— BEGIN —

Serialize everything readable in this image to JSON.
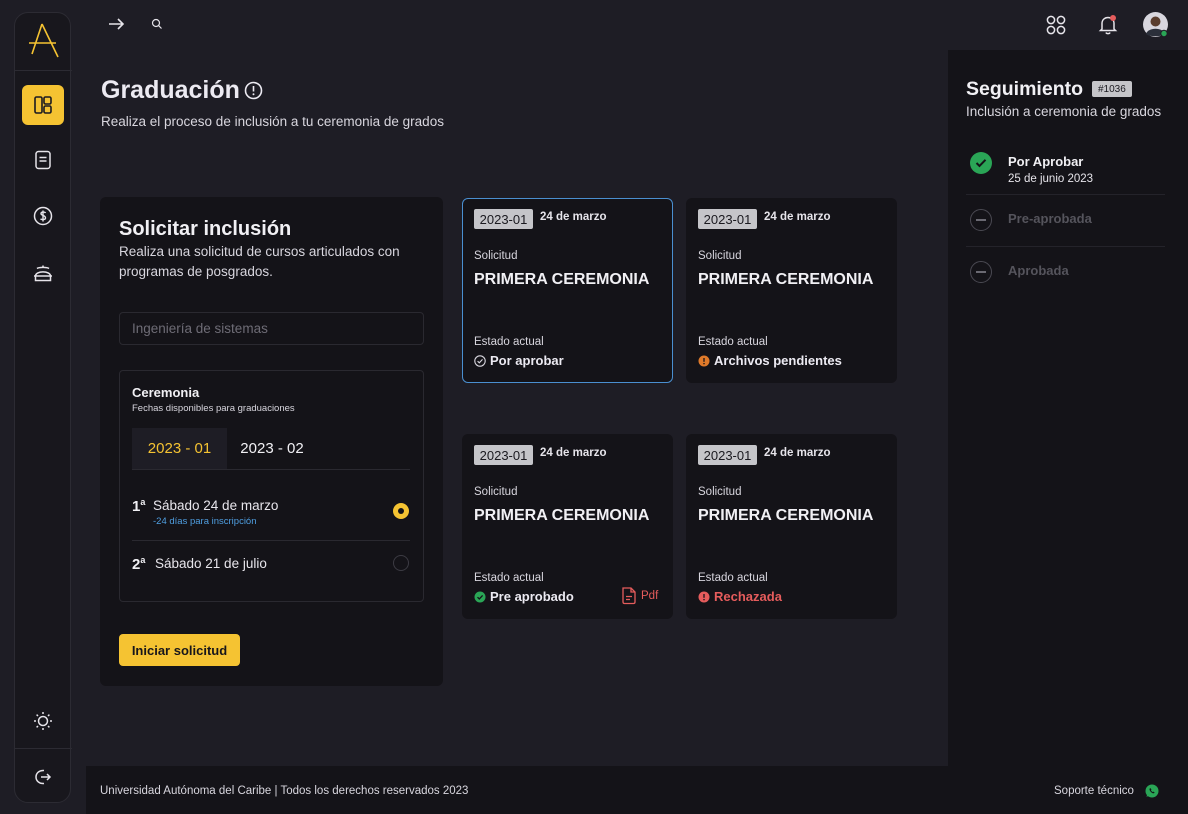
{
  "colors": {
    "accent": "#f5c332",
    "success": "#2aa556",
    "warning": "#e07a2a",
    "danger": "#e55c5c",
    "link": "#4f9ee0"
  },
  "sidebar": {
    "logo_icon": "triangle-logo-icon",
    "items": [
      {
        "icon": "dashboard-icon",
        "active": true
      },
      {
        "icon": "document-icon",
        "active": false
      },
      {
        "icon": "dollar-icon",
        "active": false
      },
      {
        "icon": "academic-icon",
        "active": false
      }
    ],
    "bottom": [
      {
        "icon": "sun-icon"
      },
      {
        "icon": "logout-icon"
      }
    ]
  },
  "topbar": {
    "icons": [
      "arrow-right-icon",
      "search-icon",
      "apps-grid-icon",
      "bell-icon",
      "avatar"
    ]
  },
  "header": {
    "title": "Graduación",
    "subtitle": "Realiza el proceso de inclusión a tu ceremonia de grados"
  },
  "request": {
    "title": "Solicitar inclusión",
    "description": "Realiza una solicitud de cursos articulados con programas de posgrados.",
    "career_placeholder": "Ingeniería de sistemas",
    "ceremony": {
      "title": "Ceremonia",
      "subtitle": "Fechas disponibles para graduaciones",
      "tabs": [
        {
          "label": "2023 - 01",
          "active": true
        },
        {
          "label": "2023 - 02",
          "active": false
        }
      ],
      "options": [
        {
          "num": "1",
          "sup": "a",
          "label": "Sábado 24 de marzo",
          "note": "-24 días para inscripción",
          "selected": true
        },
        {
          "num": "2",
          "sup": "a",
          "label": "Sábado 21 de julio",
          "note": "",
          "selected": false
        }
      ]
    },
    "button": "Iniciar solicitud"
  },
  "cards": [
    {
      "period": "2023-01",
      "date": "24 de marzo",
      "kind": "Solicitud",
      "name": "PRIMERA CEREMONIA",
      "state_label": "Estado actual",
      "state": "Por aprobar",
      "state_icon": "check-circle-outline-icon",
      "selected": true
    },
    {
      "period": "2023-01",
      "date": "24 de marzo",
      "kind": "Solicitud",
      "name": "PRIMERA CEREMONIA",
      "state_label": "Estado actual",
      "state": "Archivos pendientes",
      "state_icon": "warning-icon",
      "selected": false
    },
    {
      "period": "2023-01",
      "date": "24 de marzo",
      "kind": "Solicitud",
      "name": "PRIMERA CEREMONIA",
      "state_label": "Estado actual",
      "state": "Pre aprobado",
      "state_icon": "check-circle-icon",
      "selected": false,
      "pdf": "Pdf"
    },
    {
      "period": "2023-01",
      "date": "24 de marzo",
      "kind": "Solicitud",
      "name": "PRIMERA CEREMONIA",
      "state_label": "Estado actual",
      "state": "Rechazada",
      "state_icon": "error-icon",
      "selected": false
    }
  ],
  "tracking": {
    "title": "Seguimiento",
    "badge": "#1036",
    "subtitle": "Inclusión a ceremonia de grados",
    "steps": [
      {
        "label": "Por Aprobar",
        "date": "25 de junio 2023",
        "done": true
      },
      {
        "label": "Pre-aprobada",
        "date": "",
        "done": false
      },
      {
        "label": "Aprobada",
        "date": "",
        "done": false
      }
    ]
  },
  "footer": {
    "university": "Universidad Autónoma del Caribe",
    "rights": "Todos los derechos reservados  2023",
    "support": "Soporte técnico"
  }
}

— END —

From the entries above, output every line exactly and omit any image.

▶ **THE REPLY**
Serialize everything readable in this image to JSON.
{
  "colors": {
    "accent": "#f5c332",
    "success": "#2aa556",
    "warning": "#e07a2a",
    "danger": "#e55c5c",
    "link": "#4f9ee0"
  },
  "sidebar": {
    "logo_icon": "triangle-logo-icon",
    "items": [
      {
        "icon": "dashboard-icon",
        "active": true
      },
      {
        "icon": "document-icon",
        "active": false
      },
      {
        "icon": "dollar-icon",
        "active": false
      },
      {
        "icon": "academic-icon",
        "active": false
      }
    ],
    "bottom": [
      {
        "icon": "sun-icon"
      },
      {
        "icon": "logout-icon"
      }
    ]
  },
  "topbar": {
    "icons": [
      "arrow-right-icon",
      "search-icon",
      "apps-grid-icon",
      "bell-icon",
      "avatar"
    ]
  },
  "header": {
    "title": "Graduación",
    "subtitle": "Realiza el proceso de inclusión a tu ceremonia de grados"
  },
  "request": {
    "title": "Solicitar inclusión",
    "description": "Realiza una solicitud de cursos articulados con programas de posgrados.",
    "career_placeholder": "Ingeniería de sistemas",
    "ceremony": {
      "title": "Ceremonia",
      "subtitle": "Fechas disponibles para graduaciones",
      "tabs": [
        {
          "label": "2023 - 01",
          "active": true
        },
        {
          "label": "2023 - 02",
          "active": false
        }
      ],
      "options": [
        {
          "num": "1",
          "sup": "a",
          "label": "Sábado 24 de marzo",
          "note": "-24 días para inscripción",
          "selected": true
        },
        {
          "num": "2",
          "sup": "a",
          "label": "Sábado 21 de julio",
          "note": "",
          "selected": false
        }
      ]
    },
    "button": "Iniciar solicitud"
  },
  "cards": [
    {
      "period": "2023-01",
      "date": "24 de marzo",
      "kind": "Solicitud",
      "name": "PRIMERA CEREMONIA",
      "state_label": "Estado actual",
      "state": "Por aprobar",
      "state_icon": "check-circle-outline-icon",
      "selected": true
    },
    {
      "period": "2023-01",
      "date": "24 de marzo",
      "kind": "Solicitud",
      "name": "PRIMERA CEREMONIA",
      "state_label": "Estado actual",
      "state": "Archivos pendientes",
      "state_icon": "warning-icon",
      "selected": false
    },
    {
      "period": "2023-01",
      "date": "24 de marzo",
      "kind": "Solicitud",
      "name": "PRIMERA CEREMONIA",
      "state_label": "Estado actual",
      "state": "Pre aprobado",
      "state_icon": "check-circle-icon",
      "selected": false,
      "pdf": "Pdf"
    },
    {
      "period": "2023-01",
      "date": "24 de marzo",
      "kind": "Solicitud",
      "name": "PRIMERA CEREMONIA",
      "state_label": "Estado actual",
      "state": "Rechazada",
      "state_icon": "error-icon",
      "selected": false
    }
  ],
  "tracking": {
    "title": "Seguimiento",
    "badge": "#1036",
    "subtitle": "Inclusión a ceremonia de grados",
    "steps": [
      {
        "label": "Por Aprobar",
        "date": "25 de junio 2023",
        "done": true
      },
      {
        "label": "Pre-aprobada",
        "date": "",
        "done": false
      },
      {
        "label": "Aprobada",
        "date": "",
        "done": false
      }
    ]
  },
  "footer": {
    "university": "Universidad Autónoma del Caribe",
    "rights": "Todos los derechos reservados  2023",
    "support": "Soporte técnico"
  }
}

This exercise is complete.